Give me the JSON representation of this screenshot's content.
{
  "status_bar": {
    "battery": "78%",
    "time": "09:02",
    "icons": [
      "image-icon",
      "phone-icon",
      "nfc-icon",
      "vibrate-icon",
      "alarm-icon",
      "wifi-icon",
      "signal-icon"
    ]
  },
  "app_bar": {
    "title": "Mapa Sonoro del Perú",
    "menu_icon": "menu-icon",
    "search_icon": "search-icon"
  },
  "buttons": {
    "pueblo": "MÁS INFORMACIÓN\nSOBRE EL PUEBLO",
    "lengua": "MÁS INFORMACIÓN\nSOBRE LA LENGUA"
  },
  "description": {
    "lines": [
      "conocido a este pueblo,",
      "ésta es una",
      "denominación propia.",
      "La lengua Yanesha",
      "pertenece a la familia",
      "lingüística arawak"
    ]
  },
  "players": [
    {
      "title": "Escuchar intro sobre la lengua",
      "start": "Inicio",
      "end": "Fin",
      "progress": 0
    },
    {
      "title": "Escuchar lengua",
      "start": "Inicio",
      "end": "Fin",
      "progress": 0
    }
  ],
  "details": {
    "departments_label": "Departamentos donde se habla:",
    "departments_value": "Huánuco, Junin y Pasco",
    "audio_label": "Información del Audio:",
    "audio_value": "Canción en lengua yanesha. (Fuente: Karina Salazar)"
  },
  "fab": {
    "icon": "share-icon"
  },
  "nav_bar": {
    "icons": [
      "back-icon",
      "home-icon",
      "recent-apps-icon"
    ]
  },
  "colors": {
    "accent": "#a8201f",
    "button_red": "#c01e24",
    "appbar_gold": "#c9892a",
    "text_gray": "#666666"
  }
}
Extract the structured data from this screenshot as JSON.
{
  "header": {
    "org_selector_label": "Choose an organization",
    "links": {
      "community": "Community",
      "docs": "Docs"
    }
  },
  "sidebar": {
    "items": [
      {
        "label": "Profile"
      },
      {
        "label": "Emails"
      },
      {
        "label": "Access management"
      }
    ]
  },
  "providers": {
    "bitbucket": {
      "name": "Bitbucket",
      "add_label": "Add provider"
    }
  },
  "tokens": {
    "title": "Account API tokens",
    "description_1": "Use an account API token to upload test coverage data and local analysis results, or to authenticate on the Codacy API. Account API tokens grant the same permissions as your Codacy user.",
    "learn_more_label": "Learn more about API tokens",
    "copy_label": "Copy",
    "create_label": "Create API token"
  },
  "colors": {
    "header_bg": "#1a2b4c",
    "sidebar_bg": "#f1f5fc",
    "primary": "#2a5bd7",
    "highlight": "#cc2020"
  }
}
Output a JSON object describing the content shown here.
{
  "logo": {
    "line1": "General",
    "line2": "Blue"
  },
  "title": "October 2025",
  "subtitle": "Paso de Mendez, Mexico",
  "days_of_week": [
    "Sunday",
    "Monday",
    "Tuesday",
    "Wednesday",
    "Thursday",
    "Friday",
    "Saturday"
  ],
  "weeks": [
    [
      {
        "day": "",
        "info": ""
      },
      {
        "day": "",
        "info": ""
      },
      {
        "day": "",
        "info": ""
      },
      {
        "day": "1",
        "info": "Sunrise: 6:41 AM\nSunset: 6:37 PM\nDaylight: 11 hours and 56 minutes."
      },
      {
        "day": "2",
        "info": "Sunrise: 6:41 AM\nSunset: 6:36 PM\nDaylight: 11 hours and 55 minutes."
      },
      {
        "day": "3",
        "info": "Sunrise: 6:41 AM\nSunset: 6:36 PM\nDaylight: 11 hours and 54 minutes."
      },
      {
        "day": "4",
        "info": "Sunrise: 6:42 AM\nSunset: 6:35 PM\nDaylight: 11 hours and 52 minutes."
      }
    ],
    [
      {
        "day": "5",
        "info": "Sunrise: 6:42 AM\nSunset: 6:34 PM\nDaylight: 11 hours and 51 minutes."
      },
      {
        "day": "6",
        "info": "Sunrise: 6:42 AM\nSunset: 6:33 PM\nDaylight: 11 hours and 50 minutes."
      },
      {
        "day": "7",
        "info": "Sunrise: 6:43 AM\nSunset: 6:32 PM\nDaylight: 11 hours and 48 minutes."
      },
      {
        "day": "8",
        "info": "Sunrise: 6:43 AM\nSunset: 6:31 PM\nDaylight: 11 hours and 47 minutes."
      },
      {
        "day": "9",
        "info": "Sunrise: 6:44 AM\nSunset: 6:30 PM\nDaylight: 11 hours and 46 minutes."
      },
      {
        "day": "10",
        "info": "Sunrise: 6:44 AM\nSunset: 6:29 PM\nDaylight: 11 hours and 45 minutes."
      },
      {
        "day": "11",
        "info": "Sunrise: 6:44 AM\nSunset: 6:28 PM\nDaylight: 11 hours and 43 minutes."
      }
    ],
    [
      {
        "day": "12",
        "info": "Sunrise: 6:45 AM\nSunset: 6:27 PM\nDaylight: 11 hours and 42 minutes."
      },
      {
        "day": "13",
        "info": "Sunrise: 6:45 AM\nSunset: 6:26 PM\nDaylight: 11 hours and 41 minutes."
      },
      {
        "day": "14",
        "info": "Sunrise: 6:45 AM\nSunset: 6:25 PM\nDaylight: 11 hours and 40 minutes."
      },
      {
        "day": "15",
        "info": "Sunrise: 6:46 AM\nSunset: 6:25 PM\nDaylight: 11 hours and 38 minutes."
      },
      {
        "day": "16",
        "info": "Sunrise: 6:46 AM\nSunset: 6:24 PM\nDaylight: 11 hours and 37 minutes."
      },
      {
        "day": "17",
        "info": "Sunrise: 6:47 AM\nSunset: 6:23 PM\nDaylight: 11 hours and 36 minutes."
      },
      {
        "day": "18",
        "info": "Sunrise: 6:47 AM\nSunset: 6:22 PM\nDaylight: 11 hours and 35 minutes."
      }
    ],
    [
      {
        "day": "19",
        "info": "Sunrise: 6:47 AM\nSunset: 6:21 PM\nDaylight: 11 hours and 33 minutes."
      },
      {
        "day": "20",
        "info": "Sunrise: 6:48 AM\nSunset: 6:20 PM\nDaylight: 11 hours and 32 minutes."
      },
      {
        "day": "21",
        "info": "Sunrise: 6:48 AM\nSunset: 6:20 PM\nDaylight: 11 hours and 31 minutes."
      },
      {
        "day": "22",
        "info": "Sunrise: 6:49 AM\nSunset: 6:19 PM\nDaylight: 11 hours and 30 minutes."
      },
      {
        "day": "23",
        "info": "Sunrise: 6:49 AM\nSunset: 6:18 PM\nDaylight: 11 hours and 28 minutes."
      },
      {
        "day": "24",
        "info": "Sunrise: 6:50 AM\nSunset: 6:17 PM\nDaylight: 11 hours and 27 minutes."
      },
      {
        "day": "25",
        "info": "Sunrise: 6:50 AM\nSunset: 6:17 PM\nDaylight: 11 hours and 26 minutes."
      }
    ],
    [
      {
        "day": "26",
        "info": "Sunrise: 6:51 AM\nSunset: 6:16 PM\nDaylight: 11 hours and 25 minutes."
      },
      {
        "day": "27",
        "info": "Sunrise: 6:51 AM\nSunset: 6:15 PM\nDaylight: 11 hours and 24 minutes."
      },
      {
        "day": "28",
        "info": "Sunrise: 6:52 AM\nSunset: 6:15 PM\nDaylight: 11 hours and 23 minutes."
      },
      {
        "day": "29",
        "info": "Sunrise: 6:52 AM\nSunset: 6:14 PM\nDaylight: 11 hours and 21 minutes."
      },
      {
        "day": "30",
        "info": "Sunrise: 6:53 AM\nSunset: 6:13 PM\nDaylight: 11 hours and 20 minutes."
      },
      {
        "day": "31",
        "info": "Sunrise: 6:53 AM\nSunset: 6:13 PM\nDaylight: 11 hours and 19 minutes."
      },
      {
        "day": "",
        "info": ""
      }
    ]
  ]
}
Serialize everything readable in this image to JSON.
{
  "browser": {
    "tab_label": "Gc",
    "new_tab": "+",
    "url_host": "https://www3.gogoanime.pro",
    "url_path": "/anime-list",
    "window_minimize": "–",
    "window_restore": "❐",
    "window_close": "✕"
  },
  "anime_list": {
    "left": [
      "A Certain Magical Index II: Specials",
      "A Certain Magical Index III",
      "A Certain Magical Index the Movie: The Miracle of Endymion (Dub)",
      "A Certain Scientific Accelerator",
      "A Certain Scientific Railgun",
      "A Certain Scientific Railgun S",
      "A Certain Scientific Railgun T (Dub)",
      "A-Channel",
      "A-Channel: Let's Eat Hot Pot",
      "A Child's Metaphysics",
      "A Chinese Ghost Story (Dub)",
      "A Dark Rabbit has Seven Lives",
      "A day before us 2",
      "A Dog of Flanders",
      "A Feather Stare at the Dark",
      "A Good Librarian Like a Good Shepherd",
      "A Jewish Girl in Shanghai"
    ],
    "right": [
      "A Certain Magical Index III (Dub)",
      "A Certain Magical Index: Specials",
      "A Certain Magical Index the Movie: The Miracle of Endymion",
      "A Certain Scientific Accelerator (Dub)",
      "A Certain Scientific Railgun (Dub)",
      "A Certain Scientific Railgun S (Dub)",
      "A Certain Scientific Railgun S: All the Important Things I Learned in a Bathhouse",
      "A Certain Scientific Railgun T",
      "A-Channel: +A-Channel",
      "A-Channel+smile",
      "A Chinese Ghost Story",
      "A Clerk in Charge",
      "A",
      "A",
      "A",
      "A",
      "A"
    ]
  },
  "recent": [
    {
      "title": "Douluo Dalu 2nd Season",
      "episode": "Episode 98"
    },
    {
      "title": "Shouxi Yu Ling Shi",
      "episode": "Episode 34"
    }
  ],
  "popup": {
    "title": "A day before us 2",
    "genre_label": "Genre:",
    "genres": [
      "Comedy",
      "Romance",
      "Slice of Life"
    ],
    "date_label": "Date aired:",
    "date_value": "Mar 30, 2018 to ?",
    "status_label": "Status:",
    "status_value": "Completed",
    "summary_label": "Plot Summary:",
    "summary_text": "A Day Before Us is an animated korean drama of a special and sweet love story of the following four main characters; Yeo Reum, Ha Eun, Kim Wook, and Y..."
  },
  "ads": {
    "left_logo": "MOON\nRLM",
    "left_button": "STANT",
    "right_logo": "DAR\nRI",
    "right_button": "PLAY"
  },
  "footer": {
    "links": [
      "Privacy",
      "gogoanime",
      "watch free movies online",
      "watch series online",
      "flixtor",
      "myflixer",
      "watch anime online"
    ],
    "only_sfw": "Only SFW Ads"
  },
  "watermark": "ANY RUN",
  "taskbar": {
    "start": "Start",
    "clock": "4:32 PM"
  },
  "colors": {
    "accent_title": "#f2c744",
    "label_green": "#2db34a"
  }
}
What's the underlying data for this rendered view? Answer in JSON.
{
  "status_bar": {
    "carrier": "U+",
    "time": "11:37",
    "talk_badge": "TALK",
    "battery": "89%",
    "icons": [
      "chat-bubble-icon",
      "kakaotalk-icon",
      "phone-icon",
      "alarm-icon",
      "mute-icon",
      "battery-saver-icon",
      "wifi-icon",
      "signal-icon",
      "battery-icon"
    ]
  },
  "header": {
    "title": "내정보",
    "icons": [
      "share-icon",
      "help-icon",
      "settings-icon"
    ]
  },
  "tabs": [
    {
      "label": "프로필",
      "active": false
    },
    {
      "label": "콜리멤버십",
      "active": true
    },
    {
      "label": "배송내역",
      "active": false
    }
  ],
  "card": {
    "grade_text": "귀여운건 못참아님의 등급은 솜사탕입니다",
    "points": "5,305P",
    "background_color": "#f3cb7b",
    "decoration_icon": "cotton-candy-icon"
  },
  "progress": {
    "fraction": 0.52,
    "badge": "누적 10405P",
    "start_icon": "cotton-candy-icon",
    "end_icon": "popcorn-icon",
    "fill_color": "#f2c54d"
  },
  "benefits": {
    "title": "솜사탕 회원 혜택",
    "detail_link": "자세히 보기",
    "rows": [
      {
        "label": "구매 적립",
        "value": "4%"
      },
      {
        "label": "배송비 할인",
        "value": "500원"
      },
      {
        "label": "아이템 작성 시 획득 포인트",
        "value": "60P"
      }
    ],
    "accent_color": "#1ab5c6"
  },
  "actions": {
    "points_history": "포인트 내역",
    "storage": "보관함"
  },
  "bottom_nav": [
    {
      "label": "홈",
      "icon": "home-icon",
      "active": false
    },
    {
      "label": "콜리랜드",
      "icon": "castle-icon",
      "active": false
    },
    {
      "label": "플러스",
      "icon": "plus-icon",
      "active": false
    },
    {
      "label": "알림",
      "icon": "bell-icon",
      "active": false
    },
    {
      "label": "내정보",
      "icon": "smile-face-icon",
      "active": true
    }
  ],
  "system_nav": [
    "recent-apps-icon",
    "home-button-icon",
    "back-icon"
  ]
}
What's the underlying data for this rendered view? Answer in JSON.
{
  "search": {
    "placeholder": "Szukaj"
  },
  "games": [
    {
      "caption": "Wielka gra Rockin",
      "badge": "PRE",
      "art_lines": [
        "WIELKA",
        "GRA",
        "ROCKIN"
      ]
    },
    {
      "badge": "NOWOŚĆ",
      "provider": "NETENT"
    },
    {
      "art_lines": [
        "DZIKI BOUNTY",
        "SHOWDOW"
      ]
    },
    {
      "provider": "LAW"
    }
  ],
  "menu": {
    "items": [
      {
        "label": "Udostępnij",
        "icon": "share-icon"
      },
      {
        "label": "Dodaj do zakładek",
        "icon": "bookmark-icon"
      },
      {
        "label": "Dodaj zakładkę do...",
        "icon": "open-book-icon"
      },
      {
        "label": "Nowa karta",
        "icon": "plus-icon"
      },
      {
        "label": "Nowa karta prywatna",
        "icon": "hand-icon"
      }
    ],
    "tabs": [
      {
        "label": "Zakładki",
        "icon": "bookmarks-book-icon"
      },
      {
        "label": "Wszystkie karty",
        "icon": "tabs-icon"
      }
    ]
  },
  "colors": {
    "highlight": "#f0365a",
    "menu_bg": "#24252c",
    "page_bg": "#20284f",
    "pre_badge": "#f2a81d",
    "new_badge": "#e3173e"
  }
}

===

[Problem] Gather all the lines that include the word "share" and copy them out.

[Reply]
    "icon": "share-icon"
      "share-icon",
        "icon": "share-icon"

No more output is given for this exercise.